» PROMPT
Extract, from the records beneath this instruction, each line that contains the word "color".

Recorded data
* begin *

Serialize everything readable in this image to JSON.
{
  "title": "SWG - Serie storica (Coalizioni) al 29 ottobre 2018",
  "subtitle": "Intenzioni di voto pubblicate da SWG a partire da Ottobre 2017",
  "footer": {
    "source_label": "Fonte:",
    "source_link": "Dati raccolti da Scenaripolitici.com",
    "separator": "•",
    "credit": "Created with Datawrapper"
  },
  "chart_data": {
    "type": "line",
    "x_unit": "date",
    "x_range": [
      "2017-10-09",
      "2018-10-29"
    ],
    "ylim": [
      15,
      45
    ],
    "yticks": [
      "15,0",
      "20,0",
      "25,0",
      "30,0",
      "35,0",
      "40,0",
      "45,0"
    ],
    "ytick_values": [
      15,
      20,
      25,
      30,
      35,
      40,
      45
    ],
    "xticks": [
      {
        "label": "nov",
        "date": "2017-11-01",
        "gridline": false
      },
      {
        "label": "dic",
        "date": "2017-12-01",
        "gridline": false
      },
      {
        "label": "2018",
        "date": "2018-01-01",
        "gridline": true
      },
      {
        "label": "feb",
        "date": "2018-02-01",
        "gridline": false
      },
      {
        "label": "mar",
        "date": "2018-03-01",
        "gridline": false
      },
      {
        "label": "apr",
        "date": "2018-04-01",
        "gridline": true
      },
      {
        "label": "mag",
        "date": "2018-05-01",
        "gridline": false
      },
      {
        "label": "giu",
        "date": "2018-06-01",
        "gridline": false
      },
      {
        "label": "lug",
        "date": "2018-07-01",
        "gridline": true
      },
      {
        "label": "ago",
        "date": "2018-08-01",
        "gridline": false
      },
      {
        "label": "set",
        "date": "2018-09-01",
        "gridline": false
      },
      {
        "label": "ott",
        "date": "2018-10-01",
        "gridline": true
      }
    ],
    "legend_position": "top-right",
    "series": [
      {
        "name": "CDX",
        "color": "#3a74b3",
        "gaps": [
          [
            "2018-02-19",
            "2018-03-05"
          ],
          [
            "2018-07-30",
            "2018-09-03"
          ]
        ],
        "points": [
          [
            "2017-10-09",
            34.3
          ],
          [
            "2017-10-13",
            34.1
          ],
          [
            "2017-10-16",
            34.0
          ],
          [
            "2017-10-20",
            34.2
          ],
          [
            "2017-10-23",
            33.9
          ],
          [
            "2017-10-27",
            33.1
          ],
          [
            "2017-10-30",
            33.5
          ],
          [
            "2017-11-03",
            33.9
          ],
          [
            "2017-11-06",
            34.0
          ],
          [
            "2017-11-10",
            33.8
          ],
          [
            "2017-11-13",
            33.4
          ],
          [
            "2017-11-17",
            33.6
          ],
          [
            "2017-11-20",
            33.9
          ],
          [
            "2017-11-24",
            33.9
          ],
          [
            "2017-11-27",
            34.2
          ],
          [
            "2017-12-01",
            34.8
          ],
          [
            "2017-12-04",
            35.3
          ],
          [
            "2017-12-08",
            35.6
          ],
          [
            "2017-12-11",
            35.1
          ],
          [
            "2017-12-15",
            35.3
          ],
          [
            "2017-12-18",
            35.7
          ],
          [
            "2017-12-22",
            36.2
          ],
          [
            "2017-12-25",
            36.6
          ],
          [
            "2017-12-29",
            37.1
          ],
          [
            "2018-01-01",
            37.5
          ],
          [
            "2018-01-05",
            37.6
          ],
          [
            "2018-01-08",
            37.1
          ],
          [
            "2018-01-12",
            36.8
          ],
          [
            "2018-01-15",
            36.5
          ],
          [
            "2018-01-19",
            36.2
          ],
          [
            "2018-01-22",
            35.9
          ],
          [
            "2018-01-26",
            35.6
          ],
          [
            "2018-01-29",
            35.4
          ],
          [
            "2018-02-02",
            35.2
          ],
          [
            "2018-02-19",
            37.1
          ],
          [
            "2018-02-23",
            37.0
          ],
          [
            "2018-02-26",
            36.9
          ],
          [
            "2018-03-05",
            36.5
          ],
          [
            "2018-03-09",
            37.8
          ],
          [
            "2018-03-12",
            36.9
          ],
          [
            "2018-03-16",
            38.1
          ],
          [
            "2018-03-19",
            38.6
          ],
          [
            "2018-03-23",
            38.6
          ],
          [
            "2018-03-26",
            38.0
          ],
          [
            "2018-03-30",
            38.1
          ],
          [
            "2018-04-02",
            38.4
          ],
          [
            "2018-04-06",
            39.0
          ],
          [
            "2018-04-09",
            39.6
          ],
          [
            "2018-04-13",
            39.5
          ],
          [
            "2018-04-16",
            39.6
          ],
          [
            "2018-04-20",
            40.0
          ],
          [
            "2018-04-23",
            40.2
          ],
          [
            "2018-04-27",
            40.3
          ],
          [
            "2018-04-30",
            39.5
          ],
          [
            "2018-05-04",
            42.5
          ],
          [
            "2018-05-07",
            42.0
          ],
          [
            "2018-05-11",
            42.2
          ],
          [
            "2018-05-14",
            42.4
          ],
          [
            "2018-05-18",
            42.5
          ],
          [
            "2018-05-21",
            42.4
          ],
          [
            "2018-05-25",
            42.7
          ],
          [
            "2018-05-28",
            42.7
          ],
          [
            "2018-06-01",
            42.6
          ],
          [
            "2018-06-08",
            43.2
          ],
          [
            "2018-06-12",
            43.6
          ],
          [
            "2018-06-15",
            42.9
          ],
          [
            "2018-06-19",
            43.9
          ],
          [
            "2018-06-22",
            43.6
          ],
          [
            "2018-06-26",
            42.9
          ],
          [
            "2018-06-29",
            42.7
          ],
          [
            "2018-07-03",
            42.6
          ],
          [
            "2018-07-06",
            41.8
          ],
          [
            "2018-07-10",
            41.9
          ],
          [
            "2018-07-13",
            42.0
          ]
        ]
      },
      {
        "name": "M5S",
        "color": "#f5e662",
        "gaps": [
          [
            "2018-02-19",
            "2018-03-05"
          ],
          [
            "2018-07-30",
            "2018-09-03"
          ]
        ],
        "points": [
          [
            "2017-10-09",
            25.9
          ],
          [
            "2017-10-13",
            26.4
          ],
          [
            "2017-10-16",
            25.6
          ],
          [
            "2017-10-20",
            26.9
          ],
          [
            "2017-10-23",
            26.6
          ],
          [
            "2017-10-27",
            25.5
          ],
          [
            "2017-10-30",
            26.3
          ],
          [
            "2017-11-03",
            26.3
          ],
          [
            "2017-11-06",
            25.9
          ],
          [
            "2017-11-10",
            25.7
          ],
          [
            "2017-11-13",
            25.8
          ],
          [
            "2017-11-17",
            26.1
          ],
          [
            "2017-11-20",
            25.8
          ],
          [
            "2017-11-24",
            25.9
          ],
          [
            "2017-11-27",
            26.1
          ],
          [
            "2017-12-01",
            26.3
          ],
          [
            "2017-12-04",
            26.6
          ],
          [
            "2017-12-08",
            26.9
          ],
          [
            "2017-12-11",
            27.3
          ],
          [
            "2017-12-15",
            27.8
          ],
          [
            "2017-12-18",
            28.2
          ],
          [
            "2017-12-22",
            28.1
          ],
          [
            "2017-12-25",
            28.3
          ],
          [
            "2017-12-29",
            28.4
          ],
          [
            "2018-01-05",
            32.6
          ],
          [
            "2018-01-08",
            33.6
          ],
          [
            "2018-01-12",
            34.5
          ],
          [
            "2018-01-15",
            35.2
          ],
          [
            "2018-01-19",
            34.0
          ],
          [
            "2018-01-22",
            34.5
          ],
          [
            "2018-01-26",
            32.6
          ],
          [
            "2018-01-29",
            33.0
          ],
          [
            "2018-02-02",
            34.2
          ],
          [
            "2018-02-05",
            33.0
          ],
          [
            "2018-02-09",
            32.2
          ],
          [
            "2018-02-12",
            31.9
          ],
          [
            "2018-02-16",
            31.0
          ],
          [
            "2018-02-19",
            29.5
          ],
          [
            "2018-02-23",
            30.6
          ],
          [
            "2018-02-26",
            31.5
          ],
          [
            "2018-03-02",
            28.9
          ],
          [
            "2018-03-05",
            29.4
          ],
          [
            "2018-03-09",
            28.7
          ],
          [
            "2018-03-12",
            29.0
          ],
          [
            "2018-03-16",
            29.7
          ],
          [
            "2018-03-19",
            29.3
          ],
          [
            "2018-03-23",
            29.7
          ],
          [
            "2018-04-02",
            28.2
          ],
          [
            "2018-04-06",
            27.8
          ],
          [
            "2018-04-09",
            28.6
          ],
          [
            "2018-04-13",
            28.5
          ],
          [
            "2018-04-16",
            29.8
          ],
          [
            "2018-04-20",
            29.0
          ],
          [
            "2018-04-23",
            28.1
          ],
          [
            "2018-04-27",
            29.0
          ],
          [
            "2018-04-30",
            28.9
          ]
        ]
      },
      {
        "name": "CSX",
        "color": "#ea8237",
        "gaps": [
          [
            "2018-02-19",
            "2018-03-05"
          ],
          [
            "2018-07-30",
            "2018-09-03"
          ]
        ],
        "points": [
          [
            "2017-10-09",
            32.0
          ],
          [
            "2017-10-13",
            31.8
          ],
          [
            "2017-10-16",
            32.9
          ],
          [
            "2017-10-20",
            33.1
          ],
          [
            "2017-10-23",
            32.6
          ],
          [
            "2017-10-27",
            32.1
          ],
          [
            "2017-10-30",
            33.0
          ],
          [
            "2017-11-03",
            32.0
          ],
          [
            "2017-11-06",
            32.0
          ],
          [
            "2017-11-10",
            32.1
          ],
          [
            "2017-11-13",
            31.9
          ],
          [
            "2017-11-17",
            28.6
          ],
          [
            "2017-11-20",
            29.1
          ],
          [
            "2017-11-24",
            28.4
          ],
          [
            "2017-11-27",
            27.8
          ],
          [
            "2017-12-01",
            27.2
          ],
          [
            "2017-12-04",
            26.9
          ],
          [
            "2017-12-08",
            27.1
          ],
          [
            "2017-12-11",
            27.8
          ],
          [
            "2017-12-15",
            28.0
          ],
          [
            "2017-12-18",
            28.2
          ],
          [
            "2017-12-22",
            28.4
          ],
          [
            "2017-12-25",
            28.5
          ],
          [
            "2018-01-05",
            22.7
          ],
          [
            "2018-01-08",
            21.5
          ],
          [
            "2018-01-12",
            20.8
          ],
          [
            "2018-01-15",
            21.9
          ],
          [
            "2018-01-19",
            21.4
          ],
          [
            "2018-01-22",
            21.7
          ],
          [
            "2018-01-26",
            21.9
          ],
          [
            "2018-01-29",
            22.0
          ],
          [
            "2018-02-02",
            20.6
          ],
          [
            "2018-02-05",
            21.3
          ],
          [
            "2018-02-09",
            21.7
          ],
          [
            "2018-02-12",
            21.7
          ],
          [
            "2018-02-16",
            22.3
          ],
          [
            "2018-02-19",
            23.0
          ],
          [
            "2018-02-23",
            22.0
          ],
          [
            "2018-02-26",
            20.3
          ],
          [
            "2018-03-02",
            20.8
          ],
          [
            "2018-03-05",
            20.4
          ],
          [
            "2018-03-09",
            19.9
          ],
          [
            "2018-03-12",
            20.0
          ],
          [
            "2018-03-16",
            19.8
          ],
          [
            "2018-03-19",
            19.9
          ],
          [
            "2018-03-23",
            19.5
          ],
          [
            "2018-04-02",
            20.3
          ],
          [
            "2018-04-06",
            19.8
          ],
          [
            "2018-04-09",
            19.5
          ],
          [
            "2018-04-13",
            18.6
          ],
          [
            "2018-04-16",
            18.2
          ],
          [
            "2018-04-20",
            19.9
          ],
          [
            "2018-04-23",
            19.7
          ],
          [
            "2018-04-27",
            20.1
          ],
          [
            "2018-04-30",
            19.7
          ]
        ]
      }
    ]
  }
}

* end *

» SOLUTION TO THIS PROBLEM
        "color": "#3a74b3",
        "color": "#f5e662",
        "color": "#ea8237",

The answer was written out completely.